Short task => Pick out each line in the listing below that contains the string "panel".

The data =>

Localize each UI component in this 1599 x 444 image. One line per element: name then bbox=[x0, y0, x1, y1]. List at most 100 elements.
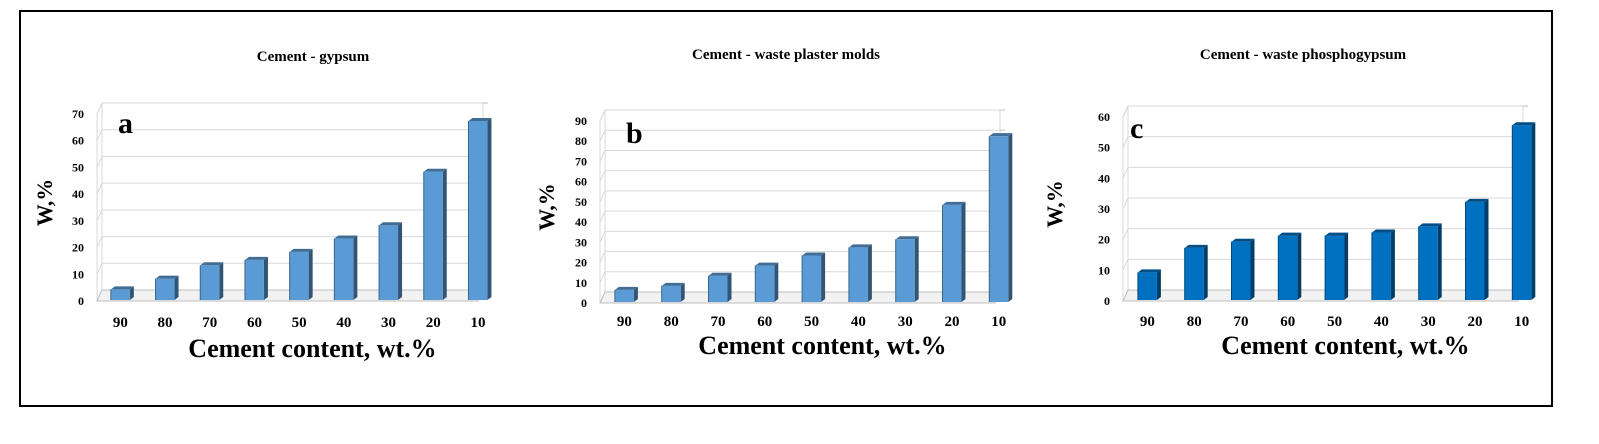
bar-front bbox=[1137, 272, 1157, 300]
x-tick-label: 50 bbox=[804, 314, 819, 330]
gridline bbox=[1122, 136, 1523, 148]
gridline bbox=[599, 210, 1000, 223]
bar-front bbox=[1325, 235, 1345, 300]
bar-top bbox=[989, 133, 1013, 137]
bar-side bbox=[1156, 269, 1161, 300]
bar-top bbox=[755, 262, 779, 266]
bar-front bbox=[1465, 201, 1485, 300]
bar-50 bbox=[801, 252, 826, 302]
y-tick-label: 40 bbox=[575, 215, 587, 229]
bar-top bbox=[110, 286, 134, 290]
x-tick-label: 10 bbox=[1514, 314, 1529, 330]
bar-front bbox=[614, 289, 634, 302]
bar-top bbox=[200, 262, 224, 266]
bar-top bbox=[614, 286, 638, 290]
y-tick-label: 0 bbox=[1104, 294, 1110, 308]
chart-panel-b: 0 10 20 30 40 50 60 70 80 90 90 80 70 60 50 40 30 20 10 Cem… bbox=[534, 47, 1013, 360]
y-tick-label: 70 bbox=[72, 107, 84, 121]
x-tick-label: 80 bbox=[1187, 314, 1202, 330]
bar-30 bbox=[378, 222, 403, 300]
bar-10 bbox=[988, 133, 1013, 302]
chart-title: Cement - waste plaster molds bbox=[692, 47, 880, 63]
plot-floor bbox=[1122, 289, 1524, 302]
x-tick-label: 10 bbox=[470, 315, 485, 331]
bar-10 bbox=[1511, 122, 1536, 300]
bar-60 bbox=[244, 256, 268, 300]
y-tick-label: 0 bbox=[78, 294, 84, 308]
x-tick-label: 50 bbox=[1327, 314, 1342, 330]
bar-front bbox=[289, 251, 309, 300]
bar-front bbox=[708, 275, 728, 302]
y-tick-label: 50 bbox=[1098, 141, 1110, 155]
x-tick-label: 40 bbox=[336, 315, 351, 331]
bar-front bbox=[1184, 247, 1204, 300]
bar-front bbox=[379, 225, 399, 300]
x-tick-label: 90 bbox=[113, 315, 128, 331]
bar-top bbox=[468, 118, 492, 122]
y-tick-label: 50 bbox=[72, 160, 84, 174]
bar-side bbox=[353, 235, 358, 300]
y-tick-label: 80 bbox=[575, 134, 587, 148]
bar-50 bbox=[289, 248, 313, 300]
bar-80 bbox=[1184, 244, 1208, 300]
bar-side bbox=[219, 262, 224, 300]
x-axis-label: Cement content, wt.% bbox=[1221, 331, 1469, 360]
bar-90 bbox=[1137, 269, 1161, 300]
bar-side bbox=[263, 256, 268, 300]
bar-side bbox=[1250, 238, 1255, 300]
bar-top bbox=[1278, 232, 1302, 236]
gridline bbox=[96, 182, 483, 195]
y-tick-label: 20 bbox=[575, 256, 587, 270]
x-tick-label: 70 bbox=[1234, 314, 1249, 330]
y-axis-label: W,% bbox=[32, 179, 57, 226]
bar-top bbox=[1137, 269, 1161, 273]
bar-side bbox=[1390, 229, 1395, 300]
bar-top bbox=[155, 275, 179, 279]
plot-side-wall bbox=[96, 102, 103, 302]
y-tick-label: 40 bbox=[72, 187, 84, 201]
x-tick-label: 40 bbox=[1374, 314, 1389, 330]
gridline bbox=[599, 109, 1000, 122]
x-tick-label: 50 bbox=[292, 315, 307, 331]
gridline bbox=[599, 190, 1000, 203]
bar-40 bbox=[1371, 229, 1395, 300]
bar-side bbox=[308, 248, 313, 300]
x-axis-label: Cement content, wt.% bbox=[188, 334, 436, 363]
bar-20 bbox=[1465, 198, 1489, 300]
bar-40 bbox=[848, 244, 872, 302]
bar-side bbox=[727, 272, 732, 302]
bar-front bbox=[200, 265, 220, 300]
gridline bbox=[96, 209, 483, 222]
bar-90 bbox=[110, 286, 134, 300]
bar-front bbox=[1278, 235, 1298, 300]
y-tick-label: 60 bbox=[72, 134, 84, 148]
bar-80 bbox=[155, 275, 179, 300]
x-tick-label: 10 bbox=[991, 314, 1006, 330]
x-tick-label: 70 bbox=[202, 315, 217, 331]
panel-label: c bbox=[1130, 112, 1143, 145]
x-tick-label: 60 bbox=[757, 314, 772, 330]
bar-20 bbox=[942, 201, 966, 302]
y-tick-label: 90 bbox=[575, 114, 587, 128]
gridline bbox=[599, 230, 1000, 243]
y-tick-label: 20 bbox=[72, 241, 84, 255]
bar-front bbox=[1418, 226, 1438, 300]
y-tick-label: 20 bbox=[1098, 233, 1110, 247]
bar-40 bbox=[333, 235, 358, 300]
bar-side bbox=[442, 168, 447, 300]
x-tick-label: 80 bbox=[664, 314, 679, 330]
bar-front bbox=[1371, 232, 1391, 300]
gridline bbox=[96, 102, 483, 115]
gridline bbox=[599, 170, 1000, 182]
y-axis-label: W,% bbox=[1042, 180, 1067, 227]
bar-side bbox=[1344, 232, 1349, 300]
bar-top bbox=[289, 248, 313, 252]
y-tick-label: 60 bbox=[575, 175, 587, 189]
y-tick-label: 10 bbox=[72, 267, 84, 281]
x-tick-label: 70 bbox=[711, 314, 726, 330]
bar-top bbox=[244, 256, 268, 260]
bar-30 bbox=[895, 236, 919, 302]
x-axis-label: Cement content, wt.% bbox=[698, 331, 946, 360]
bar-side bbox=[680, 282, 685, 302]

Response =>
chart-panel-b: 0 10 20 30 40 50 60 70 80 90 90 80 70 60 50 40 30 20 10 Cem… bbox=[534, 47, 1013, 360]
panel-label: c bbox=[1130, 112, 1143, 145]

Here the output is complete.